# [WRITTEN PROBLEM]
Pull every line with the word "Address" out of the entries below.
-------- SUPPLIED MATERIAL --------
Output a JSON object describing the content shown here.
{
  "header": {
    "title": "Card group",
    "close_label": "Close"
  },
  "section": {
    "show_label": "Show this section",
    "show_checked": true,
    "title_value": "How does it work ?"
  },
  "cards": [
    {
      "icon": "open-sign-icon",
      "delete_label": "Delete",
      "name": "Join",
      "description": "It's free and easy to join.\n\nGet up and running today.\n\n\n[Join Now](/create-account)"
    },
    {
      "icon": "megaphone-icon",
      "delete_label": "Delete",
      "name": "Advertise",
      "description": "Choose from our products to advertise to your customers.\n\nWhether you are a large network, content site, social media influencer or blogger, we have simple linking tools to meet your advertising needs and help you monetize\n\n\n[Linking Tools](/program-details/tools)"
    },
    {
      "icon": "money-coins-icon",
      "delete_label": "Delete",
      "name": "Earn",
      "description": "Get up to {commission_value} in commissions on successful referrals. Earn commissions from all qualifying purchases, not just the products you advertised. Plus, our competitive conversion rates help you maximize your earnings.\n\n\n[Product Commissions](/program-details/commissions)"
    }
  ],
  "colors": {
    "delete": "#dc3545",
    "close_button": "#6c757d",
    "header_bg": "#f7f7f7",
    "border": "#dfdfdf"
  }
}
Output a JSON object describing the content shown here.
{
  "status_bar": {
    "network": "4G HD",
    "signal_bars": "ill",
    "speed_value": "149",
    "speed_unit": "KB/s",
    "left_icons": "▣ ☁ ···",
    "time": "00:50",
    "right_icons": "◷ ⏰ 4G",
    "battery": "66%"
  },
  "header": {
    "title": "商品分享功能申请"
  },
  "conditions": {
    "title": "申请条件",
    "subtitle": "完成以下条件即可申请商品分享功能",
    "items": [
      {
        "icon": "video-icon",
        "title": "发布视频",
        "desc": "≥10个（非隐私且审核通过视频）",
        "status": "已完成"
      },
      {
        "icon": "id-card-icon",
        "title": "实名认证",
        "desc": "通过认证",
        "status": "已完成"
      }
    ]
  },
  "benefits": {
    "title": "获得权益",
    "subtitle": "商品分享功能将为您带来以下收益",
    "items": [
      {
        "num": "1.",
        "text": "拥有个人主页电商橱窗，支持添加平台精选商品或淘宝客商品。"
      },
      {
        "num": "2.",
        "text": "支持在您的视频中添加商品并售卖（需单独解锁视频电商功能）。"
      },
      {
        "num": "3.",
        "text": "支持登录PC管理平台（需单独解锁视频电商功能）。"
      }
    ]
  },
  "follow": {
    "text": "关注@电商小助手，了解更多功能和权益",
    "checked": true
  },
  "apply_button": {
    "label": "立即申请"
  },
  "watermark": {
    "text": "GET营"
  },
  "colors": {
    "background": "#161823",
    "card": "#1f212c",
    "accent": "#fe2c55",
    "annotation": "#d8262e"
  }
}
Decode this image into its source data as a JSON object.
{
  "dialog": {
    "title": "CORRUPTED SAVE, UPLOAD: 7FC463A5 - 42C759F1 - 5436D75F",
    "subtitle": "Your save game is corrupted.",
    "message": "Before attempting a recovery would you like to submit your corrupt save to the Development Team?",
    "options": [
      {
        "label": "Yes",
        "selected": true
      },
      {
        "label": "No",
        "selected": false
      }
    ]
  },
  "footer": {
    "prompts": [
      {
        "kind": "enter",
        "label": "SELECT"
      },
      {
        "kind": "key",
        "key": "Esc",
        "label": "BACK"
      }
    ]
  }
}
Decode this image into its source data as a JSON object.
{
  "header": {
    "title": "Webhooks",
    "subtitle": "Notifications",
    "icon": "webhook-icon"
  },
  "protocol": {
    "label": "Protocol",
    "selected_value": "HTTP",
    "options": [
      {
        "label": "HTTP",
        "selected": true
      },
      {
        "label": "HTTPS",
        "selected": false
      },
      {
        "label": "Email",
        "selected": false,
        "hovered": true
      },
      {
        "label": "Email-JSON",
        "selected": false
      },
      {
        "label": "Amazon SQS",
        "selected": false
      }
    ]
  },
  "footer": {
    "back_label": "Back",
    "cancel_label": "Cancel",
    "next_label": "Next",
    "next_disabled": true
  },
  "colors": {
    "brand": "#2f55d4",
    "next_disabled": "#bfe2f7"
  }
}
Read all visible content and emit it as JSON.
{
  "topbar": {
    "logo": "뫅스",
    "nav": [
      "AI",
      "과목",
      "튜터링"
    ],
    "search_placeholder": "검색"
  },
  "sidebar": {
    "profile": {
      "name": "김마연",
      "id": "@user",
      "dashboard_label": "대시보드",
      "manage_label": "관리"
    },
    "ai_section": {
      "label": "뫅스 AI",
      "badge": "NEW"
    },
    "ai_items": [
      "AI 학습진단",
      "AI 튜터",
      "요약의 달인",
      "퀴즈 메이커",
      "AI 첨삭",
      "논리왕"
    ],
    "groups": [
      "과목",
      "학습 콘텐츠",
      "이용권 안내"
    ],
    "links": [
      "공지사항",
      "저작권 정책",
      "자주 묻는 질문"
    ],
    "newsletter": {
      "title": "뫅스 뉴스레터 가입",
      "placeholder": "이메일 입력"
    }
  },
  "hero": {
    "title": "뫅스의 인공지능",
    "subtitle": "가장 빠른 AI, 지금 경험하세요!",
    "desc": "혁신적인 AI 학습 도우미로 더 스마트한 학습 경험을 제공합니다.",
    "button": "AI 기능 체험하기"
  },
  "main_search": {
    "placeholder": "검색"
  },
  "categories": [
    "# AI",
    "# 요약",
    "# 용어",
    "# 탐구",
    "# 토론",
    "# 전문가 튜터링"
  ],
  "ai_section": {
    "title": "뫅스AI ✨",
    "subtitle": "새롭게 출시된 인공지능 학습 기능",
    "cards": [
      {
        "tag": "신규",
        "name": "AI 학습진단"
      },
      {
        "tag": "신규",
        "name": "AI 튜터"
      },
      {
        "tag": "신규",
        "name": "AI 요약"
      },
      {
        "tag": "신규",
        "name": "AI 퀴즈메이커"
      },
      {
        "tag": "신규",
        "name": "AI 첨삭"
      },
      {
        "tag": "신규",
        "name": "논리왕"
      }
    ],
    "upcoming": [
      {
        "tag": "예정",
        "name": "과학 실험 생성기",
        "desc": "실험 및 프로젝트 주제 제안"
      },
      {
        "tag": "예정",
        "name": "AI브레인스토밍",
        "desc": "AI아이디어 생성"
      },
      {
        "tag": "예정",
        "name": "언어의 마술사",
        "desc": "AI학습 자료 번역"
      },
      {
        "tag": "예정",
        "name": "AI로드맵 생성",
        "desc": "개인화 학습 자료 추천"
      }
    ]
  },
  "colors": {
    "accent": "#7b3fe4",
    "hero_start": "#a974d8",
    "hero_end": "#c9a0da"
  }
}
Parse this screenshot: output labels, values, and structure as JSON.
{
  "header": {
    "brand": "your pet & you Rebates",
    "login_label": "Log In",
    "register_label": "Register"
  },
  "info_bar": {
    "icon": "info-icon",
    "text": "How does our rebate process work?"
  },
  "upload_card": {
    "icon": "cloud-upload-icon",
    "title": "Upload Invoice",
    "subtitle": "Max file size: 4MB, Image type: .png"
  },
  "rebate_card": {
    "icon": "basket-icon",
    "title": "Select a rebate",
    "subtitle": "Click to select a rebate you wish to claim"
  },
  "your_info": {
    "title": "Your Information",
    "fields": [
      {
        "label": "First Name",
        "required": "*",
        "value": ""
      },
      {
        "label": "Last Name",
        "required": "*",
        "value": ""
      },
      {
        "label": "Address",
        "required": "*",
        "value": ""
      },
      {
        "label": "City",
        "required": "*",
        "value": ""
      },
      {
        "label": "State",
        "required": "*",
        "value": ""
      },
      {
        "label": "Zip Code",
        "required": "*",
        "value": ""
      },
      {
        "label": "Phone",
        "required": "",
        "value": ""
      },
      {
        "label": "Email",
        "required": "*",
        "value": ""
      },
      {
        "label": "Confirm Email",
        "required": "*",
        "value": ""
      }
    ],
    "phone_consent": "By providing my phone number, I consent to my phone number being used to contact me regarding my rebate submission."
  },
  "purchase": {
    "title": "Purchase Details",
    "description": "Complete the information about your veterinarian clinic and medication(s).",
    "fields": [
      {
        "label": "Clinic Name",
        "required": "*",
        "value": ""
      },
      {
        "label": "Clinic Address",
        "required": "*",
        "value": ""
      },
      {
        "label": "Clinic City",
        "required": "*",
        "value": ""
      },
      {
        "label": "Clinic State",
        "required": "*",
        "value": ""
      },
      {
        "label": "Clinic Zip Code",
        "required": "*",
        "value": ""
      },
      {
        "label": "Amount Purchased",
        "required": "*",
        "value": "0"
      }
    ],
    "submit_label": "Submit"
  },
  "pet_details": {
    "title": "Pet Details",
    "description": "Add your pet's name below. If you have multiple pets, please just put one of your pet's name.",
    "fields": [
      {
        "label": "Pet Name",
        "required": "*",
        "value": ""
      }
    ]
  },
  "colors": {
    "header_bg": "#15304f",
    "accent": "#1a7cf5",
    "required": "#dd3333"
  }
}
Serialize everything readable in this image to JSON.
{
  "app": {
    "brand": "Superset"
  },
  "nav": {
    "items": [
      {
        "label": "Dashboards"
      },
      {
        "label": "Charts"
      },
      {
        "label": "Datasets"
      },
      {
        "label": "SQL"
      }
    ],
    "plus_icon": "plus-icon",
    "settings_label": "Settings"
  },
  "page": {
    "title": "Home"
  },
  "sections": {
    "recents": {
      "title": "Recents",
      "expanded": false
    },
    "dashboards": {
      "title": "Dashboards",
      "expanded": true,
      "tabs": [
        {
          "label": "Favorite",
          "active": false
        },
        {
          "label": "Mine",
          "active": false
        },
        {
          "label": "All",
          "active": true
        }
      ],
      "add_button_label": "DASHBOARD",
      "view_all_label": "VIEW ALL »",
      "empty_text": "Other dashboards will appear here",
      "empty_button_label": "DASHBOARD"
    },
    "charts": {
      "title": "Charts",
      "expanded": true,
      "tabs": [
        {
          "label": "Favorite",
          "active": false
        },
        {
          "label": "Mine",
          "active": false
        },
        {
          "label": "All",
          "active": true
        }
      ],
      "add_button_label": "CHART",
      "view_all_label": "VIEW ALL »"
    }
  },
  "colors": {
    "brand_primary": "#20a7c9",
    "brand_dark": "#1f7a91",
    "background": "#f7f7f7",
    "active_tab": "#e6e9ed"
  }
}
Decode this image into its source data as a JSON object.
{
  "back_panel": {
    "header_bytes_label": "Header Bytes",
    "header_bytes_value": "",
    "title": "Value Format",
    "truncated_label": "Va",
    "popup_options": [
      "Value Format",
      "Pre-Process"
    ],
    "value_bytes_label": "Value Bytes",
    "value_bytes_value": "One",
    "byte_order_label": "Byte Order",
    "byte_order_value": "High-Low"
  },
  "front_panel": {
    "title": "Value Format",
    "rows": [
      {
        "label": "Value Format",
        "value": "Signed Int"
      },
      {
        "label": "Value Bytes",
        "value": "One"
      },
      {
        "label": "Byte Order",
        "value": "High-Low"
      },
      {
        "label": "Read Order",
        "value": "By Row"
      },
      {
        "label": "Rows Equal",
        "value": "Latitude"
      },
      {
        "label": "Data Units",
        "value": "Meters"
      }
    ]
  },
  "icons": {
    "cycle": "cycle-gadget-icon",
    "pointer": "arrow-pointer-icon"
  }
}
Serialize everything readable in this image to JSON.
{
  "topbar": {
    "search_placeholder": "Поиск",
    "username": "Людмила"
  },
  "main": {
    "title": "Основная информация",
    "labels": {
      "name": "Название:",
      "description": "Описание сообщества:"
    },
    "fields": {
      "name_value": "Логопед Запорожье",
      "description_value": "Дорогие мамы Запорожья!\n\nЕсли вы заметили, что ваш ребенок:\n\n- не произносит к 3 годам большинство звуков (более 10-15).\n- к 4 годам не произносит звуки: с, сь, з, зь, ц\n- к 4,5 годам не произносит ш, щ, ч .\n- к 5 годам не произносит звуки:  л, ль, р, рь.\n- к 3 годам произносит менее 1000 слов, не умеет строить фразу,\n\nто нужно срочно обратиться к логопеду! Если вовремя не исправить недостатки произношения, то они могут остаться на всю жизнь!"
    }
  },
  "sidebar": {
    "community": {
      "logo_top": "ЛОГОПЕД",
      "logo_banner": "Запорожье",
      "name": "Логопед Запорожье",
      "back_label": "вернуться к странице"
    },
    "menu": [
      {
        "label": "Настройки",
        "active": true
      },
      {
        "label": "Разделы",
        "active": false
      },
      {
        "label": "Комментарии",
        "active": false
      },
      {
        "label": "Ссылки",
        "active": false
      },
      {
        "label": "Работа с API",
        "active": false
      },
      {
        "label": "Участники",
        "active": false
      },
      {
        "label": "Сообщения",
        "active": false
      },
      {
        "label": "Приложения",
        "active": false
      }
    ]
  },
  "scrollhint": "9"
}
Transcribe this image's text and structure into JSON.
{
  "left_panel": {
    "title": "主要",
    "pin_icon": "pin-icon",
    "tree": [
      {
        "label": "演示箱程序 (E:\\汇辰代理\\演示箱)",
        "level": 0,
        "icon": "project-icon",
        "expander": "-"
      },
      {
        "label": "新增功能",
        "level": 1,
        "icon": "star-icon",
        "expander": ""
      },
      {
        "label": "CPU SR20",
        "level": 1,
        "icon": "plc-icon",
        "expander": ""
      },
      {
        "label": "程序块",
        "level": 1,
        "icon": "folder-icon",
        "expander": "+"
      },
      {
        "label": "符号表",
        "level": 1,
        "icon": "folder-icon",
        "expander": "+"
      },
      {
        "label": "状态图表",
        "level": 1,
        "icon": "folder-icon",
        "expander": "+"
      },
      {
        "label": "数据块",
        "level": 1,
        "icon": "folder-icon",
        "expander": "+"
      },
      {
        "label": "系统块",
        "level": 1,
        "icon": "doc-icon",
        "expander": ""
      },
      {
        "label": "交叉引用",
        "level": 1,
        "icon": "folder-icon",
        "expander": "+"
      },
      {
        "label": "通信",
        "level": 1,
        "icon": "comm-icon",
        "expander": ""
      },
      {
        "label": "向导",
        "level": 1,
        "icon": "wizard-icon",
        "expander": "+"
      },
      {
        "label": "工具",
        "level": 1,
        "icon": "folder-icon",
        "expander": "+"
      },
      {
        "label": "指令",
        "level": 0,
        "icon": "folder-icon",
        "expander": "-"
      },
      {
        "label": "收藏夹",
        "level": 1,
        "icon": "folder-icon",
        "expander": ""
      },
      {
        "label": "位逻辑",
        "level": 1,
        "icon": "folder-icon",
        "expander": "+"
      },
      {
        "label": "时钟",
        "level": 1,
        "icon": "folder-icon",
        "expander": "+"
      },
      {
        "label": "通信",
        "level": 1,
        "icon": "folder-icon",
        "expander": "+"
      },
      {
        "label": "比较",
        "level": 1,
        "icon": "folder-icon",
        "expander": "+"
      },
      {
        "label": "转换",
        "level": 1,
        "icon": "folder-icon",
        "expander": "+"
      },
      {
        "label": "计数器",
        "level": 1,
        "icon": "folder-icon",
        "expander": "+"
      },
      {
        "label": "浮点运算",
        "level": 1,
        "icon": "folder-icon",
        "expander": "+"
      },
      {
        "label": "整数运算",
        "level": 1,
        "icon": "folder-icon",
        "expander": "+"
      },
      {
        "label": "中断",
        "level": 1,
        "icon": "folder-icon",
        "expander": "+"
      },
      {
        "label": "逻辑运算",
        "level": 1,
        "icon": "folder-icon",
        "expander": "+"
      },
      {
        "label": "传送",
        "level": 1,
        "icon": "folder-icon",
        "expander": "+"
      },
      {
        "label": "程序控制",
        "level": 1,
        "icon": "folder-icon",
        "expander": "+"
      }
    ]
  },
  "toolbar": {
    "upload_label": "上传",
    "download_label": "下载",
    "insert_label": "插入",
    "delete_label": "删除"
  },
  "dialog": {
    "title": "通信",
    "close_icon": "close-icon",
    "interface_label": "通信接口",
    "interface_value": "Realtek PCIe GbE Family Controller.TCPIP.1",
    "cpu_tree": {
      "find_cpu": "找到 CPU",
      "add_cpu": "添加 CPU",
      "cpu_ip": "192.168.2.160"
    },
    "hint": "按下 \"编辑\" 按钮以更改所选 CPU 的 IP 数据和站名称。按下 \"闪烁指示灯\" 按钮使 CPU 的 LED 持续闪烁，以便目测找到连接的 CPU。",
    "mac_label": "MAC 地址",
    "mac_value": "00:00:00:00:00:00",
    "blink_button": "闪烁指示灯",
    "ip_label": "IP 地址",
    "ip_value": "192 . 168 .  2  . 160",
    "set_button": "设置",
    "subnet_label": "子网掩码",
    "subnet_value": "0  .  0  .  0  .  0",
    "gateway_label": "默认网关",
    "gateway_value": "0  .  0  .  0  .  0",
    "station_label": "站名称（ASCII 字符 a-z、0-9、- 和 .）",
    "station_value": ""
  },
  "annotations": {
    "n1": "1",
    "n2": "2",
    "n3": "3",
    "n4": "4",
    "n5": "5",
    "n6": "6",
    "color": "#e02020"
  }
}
--------
# [ANSWER IN FULL]
        "label": "Address",
        "label": "Clinic Address",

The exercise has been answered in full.